# [WHAT YOU NEED TO DO]
Scan the data below for the string "text". Copy every line where it appears.

Records from a data source:
* * * * *

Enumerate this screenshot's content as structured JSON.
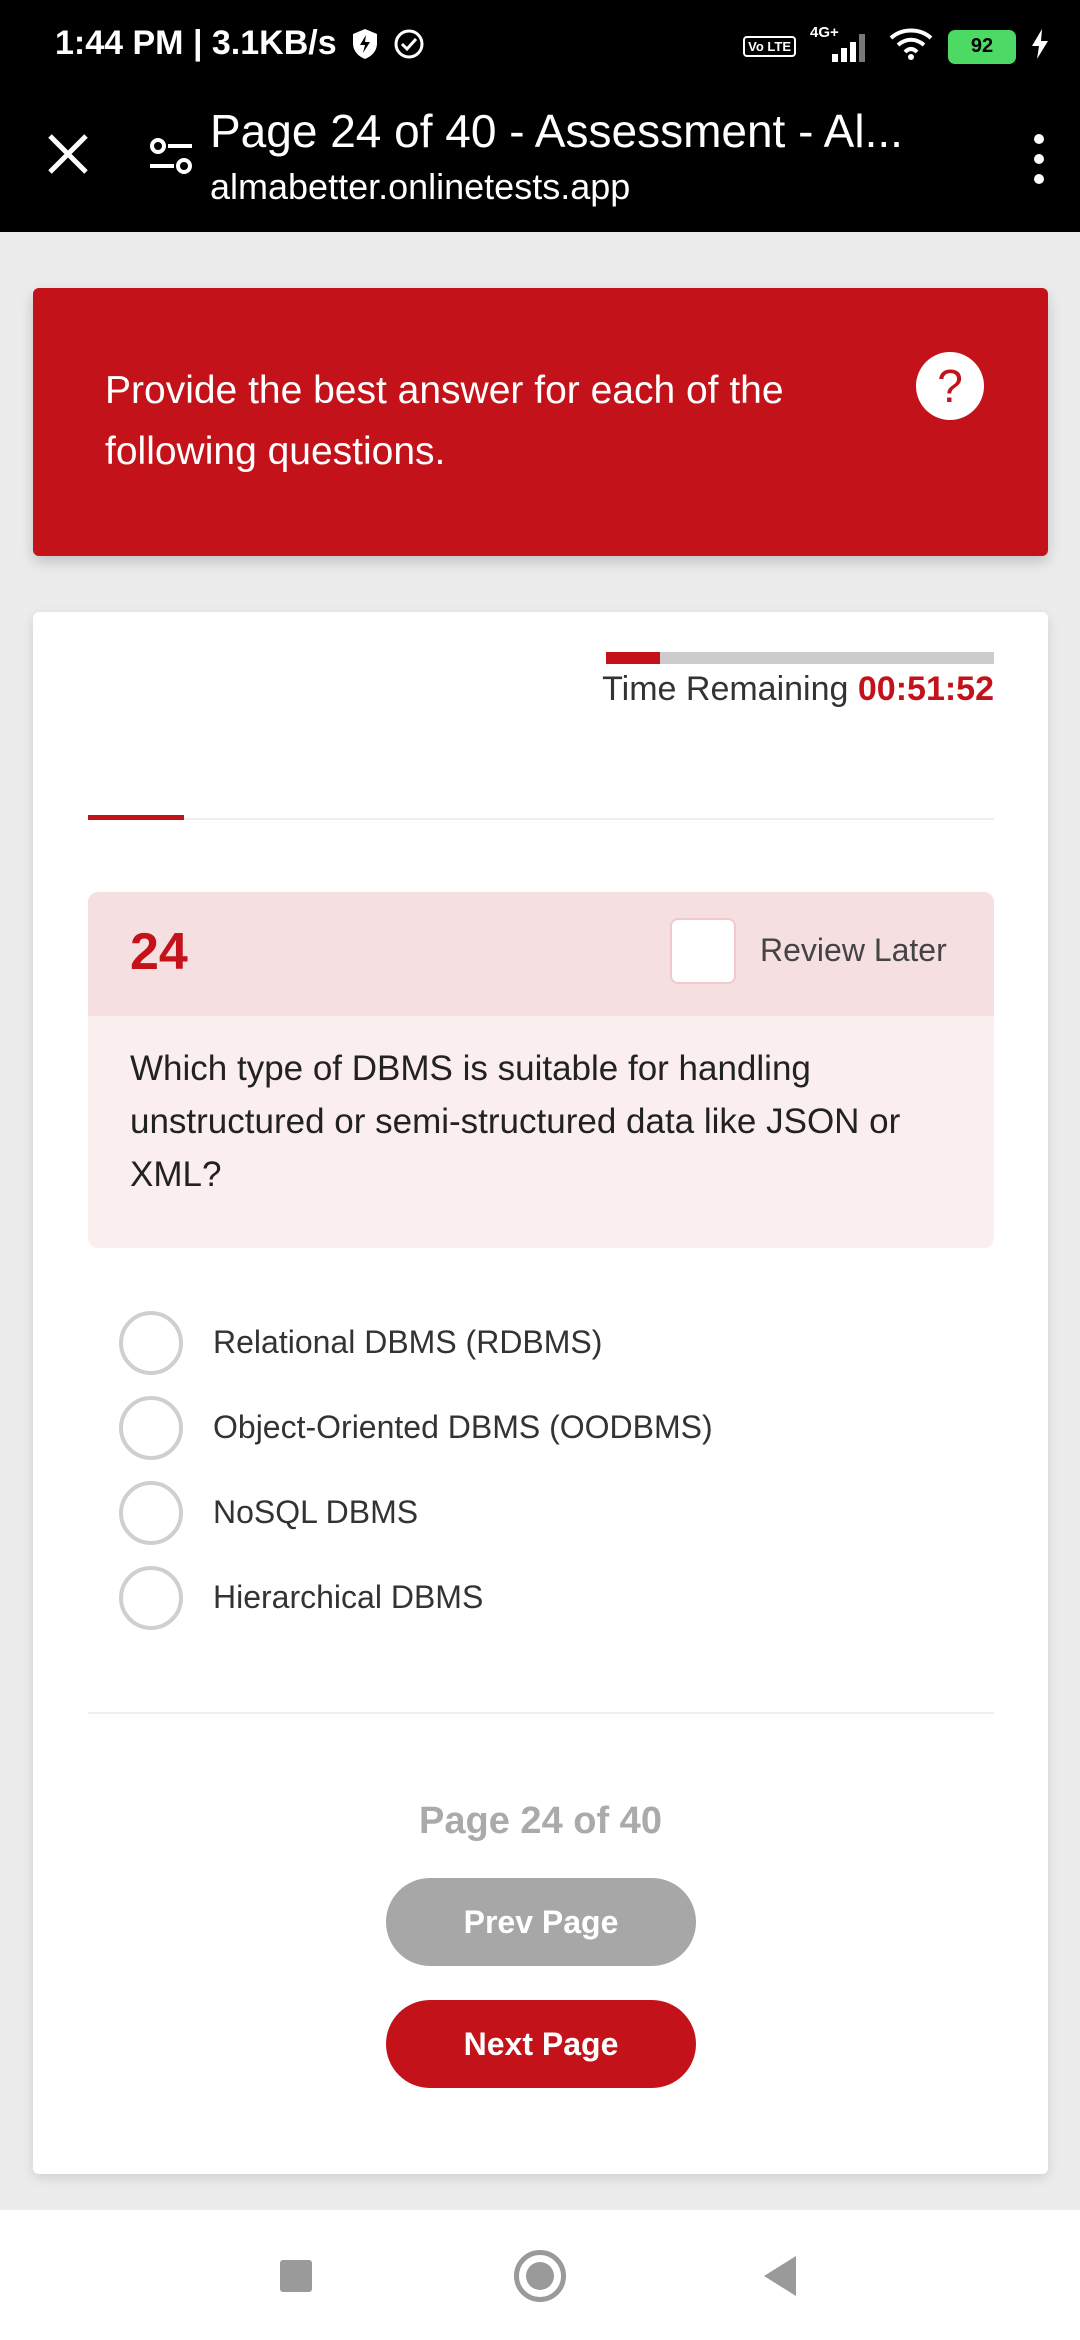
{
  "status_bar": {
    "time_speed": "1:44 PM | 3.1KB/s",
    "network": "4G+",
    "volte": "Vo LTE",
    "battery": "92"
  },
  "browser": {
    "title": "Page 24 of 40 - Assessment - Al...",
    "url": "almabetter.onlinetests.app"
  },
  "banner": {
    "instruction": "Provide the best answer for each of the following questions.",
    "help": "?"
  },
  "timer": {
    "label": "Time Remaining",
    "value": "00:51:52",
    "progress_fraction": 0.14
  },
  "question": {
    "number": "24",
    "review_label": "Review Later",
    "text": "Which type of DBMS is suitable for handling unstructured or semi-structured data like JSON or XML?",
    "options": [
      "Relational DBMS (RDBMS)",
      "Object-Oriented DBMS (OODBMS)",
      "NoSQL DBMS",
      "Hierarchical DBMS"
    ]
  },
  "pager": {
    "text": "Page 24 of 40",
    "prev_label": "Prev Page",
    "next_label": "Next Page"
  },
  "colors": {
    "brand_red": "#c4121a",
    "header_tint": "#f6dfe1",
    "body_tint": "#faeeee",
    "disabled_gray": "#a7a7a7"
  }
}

* * * * *

# [THE ANSWER]
    "text": "Which type of DBMS is suitable for handling unstructured or semi-structured data like JSON or XML?",
    "text": "Page 24 of 40",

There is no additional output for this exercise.